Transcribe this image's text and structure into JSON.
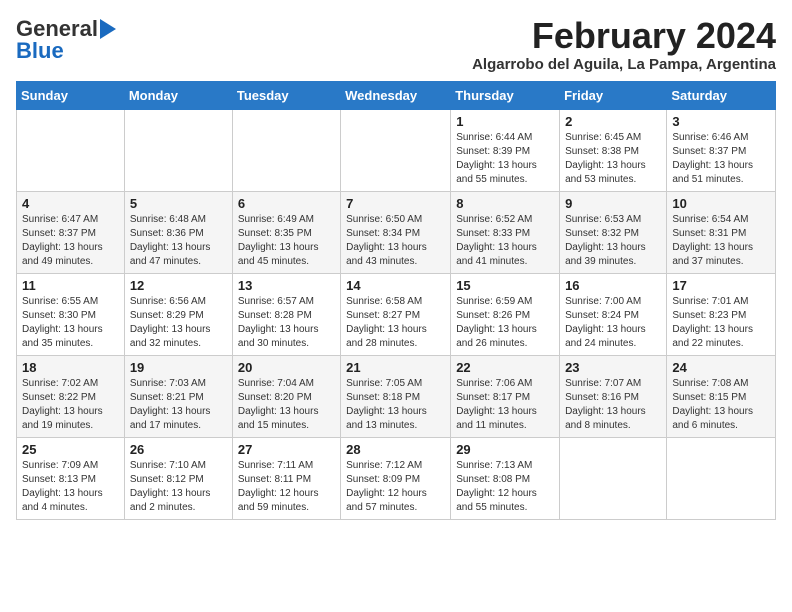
{
  "header": {
    "logo_general": "General",
    "logo_blue": "Blue",
    "month_title": "February 2024",
    "subtitle": "Algarrobo del Aguila, La Pampa, Argentina"
  },
  "weekdays": [
    "Sunday",
    "Monday",
    "Tuesday",
    "Wednesday",
    "Thursday",
    "Friday",
    "Saturday"
  ],
  "weeks": [
    [
      {
        "day": "",
        "info": ""
      },
      {
        "day": "",
        "info": ""
      },
      {
        "day": "",
        "info": ""
      },
      {
        "day": "",
        "info": ""
      },
      {
        "day": "1",
        "info": "Sunrise: 6:44 AM\nSunset: 8:39 PM\nDaylight: 13 hours and 55 minutes."
      },
      {
        "day": "2",
        "info": "Sunrise: 6:45 AM\nSunset: 8:38 PM\nDaylight: 13 hours and 53 minutes."
      },
      {
        "day": "3",
        "info": "Sunrise: 6:46 AM\nSunset: 8:37 PM\nDaylight: 13 hours and 51 minutes."
      }
    ],
    [
      {
        "day": "4",
        "info": "Sunrise: 6:47 AM\nSunset: 8:37 PM\nDaylight: 13 hours and 49 minutes."
      },
      {
        "day": "5",
        "info": "Sunrise: 6:48 AM\nSunset: 8:36 PM\nDaylight: 13 hours and 47 minutes."
      },
      {
        "day": "6",
        "info": "Sunrise: 6:49 AM\nSunset: 8:35 PM\nDaylight: 13 hours and 45 minutes."
      },
      {
        "day": "7",
        "info": "Sunrise: 6:50 AM\nSunset: 8:34 PM\nDaylight: 13 hours and 43 minutes."
      },
      {
        "day": "8",
        "info": "Sunrise: 6:52 AM\nSunset: 8:33 PM\nDaylight: 13 hours and 41 minutes."
      },
      {
        "day": "9",
        "info": "Sunrise: 6:53 AM\nSunset: 8:32 PM\nDaylight: 13 hours and 39 minutes."
      },
      {
        "day": "10",
        "info": "Sunrise: 6:54 AM\nSunset: 8:31 PM\nDaylight: 13 hours and 37 minutes."
      }
    ],
    [
      {
        "day": "11",
        "info": "Sunrise: 6:55 AM\nSunset: 8:30 PM\nDaylight: 13 hours and 35 minutes."
      },
      {
        "day": "12",
        "info": "Sunrise: 6:56 AM\nSunset: 8:29 PM\nDaylight: 13 hours and 32 minutes."
      },
      {
        "day": "13",
        "info": "Sunrise: 6:57 AM\nSunset: 8:28 PM\nDaylight: 13 hours and 30 minutes."
      },
      {
        "day": "14",
        "info": "Sunrise: 6:58 AM\nSunset: 8:27 PM\nDaylight: 13 hours and 28 minutes."
      },
      {
        "day": "15",
        "info": "Sunrise: 6:59 AM\nSunset: 8:26 PM\nDaylight: 13 hours and 26 minutes."
      },
      {
        "day": "16",
        "info": "Sunrise: 7:00 AM\nSunset: 8:24 PM\nDaylight: 13 hours and 24 minutes."
      },
      {
        "day": "17",
        "info": "Sunrise: 7:01 AM\nSunset: 8:23 PM\nDaylight: 13 hours and 22 minutes."
      }
    ],
    [
      {
        "day": "18",
        "info": "Sunrise: 7:02 AM\nSunset: 8:22 PM\nDaylight: 13 hours and 19 minutes."
      },
      {
        "day": "19",
        "info": "Sunrise: 7:03 AM\nSunset: 8:21 PM\nDaylight: 13 hours and 17 minutes."
      },
      {
        "day": "20",
        "info": "Sunrise: 7:04 AM\nSunset: 8:20 PM\nDaylight: 13 hours and 15 minutes."
      },
      {
        "day": "21",
        "info": "Sunrise: 7:05 AM\nSunset: 8:18 PM\nDaylight: 13 hours and 13 minutes."
      },
      {
        "day": "22",
        "info": "Sunrise: 7:06 AM\nSunset: 8:17 PM\nDaylight: 13 hours and 11 minutes."
      },
      {
        "day": "23",
        "info": "Sunrise: 7:07 AM\nSunset: 8:16 PM\nDaylight: 13 hours and 8 minutes."
      },
      {
        "day": "24",
        "info": "Sunrise: 7:08 AM\nSunset: 8:15 PM\nDaylight: 13 hours and 6 minutes."
      }
    ],
    [
      {
        "day": "25",
        "info": "Sunrise: 7:09 AM\nSunset: 8:13 PM\nDaylight: 13 hours and 4 minutes."
      },
      {
        "day": "26",
        "info": "Sunrise: 7:10 AM\nSunset: 8:12 PM\nDaylight: 13 hours and 2 minutes."
      },
      {
        "day": "27",
        "info": "Sunrise: 7:11 AM\nSunset: 8:11 PM\nDaylight: 12 hours and 59 minutes."
      },
      {
        "day": "28",
        "info": "Sunrise: 7:12 AM\nSunset: 8:09 PM\nDaylight: 12 hours and 57 minutes."
      },
      {
        "day": "29",
        "info": "Sunrise: 7:13 AM\nSunset: 8:08 PM\nDaylight: 12 hours and 55 minutes."
      },
      {
        "day": "",
        "info": ""
      },
      {
        "day": "",
        "info": ""
      }
    ]
  ]
}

§

◆ Exercise description ◆
Quote the material exactly. Pictures stay out.

◆ Written response ◆
Transcribe this image's text and structure into JSON.
{
  "header": {
    "logo_general": "General",
    "logo_blue": "Blue",
    "month_title": "February 2024",
    "subtitle": "Algarrobo del Aguila, La Pampa, Argentina"
  },
  "weekdays": [
    "Sunday",
    "Monday",
    "Tuesday",
    "Wednesday",
    "Thursday",
    "Friday",
    "Saturday"
  ],
  "weeks": [
    [
      {
        "day": "",
        "info": ""
      },
      {
        "day": "",
        "info": ""
      },
      {
        "day": "",
        "info": ""
      },
      {
        "day": "",
        "info": ""
      },
      {
        "day": "1",
        "info": "Sunrise: 6:44 AM\nSunset: 8:39 PM\nDaylight: 13 hours and 55 minutes."
      },
      {
        "day": "2",
        "info": "Sunrise: 6:45 AM\nSunset: 8:38 PM\nDaylight: 13 hours and 53 minutes."
      },
      {
        "day": "3",
        "info": "Sunrise: 6:46 AM\nSunset: 8:37 PM\nDaylight: 13 hours and 51 minutes."
      }
    ],
    [
      {
        "day": "4",
        "info": "Sunrise: 6:47 AM\nSunset: 8:37 PM\nDaylight: 13 hours and 49 minutes."
      },
      {
        "day": "5",
        "info": "Sunrise: 6:48 AM\nSunset: 8:36 PM\nDaylight: 13 hours and 47 minutes."
      },
      {
        "day": "6",
        "info": "Sunrise: 6:49 AM\nSunset: 8:35 PM\nDaylight: 13 hours and 45 minutes."
      },
      {
        "day": "7",
        "info": "Sunrise: 6:50 AM\nSunset: 8:34 PM\nDaylight: 13 hours and 43 minutes."
      },
      {
        "day": "8",
        "info": "Sunrise: 6:52 AM\nSunset: 8:33 PM\nDaylight: 13 hours and 41 minutes."
      },
      {
        "day": "9",
        "info": "Sunrise: 6:53 AM\nSunset: 8:32 PM\nDaylight: 13 hours and 39 minutes."
      },
      {
        "day": "10",
        "info": "Sunrise: 6:54 AM\nSunset: 8:31 PM\nDaylight: 13 hours and 37 minutes."
      }
    ],
    [
      {
        "day": "11",
        "info": "Sunrise: 6:55 AM\nSunset: 8:30 PM\nDaylight: 13 hours and 35 minutes."
      },
      {
        "day": "12",
        "info": "Sunrise: 6:56 AM\nSunset: 8:29 PM\nDaylight: 13 hours and 32 minutes."
      },
      {
        "day": "13",
        "info": "Sunrise: 6:57 AM\nSunset: 8:28 PM\nDaylight: 13 hours and 30 minutes."
      },
      {
        "day": "14",
        "info": "Sunrise: 6:58 AM\nSunset: 8:27 PM\nDaylight: 13 hours and 28 minutes."
      },
      {
        "day": "15",
        "info": "Sunrise: 6:59 AM\nSunset: 8:26 PM\nDaylight: 13 hours and 26 minutes."
      },
      {
        "day": "16",
        "info": "Sunrise: 7:00 AM\nSunset: 8:24 PM\nDaylight: 13 hours and 24 minutes."
      },
      {
        "day": "17",
        "info": "Sunrise: 7:01 AM\nSunset: 8:23 PM\nDaylight: 13 hours and 22 minutes."
      }
    ],
    [
      {
        "day": "18",
        "info": "Sunrise: 7:02 AM\nSunset: 8:22 PM\nDaylight: 13 hours and 19 minutes."
      },
      {
        "day": "19",
        "info": "Sunrise: 7:03 AM\nSunset: 8:21 PM\nDaylight: 13 hours and 17 minutes."
      },
      {
        "day": "20",
        "info": "Sunrise: 7:04 AM\nSunset: 8:20 PM\nDaylight: 13 hours and 15 minutes."
      },
      {
        "day": "21",
        "info": "Sunrise: 7:05 AM\nSunset: 8:18 PM\nDaylight: 13 hours and 13 minutes."
      },
      {
        "day": "22",
        "info": "Sunrise: 7:06 AM\nSunset: 8:17 PM\nDaylight: 13 hours and 11 minutes."
      },
      {
        "day": "23",
        "info": "Sunrise: 7:07 AM\nSunset: 8:16 PM\nDaylight: 13 hours and 8 minutes."
      },
      {
        "day": "24",
        "info": "Sunrise: 7:08 AM\nSunset: 8:15 PM\nDaylight: 13 hours and 6 minutes."
      }
    ],
    [
      {
        "day": "25",
        "info": "Sunrise: 7:09 AM\nSunset: 8:13 PM\nDaylight: 13 hours and 4 minutes."
      },
      {
        "day": "26",
        "info": "Sunrise: 7:10 AM\nSunset: 8:12 PM\nDaylight: 13 hours and 2 minutes."
      },
      {
        "day": "27",
        "info": "Sunrise: 7:11 AM\nSunset: 8:11 PM\nDaylight: 12 hours and 59 minutes."
      },
      {
        "day": "28",
        "info": "Sunrise: 7:12 AM\nSunset: 8:09 PM\nDaylight: 12 hours and 57 minutes."
      },
      {
        "day": "29",
        "info": "Sunrise: 7:13 AM\nSunset: 8:08 PM\nDaylight: 12 hours and 55 minutes."
      },
      {
        "day": "",
        "info": ""
      },
      {
        "day": "",
        "info": ""
      }
    ]
  ]
}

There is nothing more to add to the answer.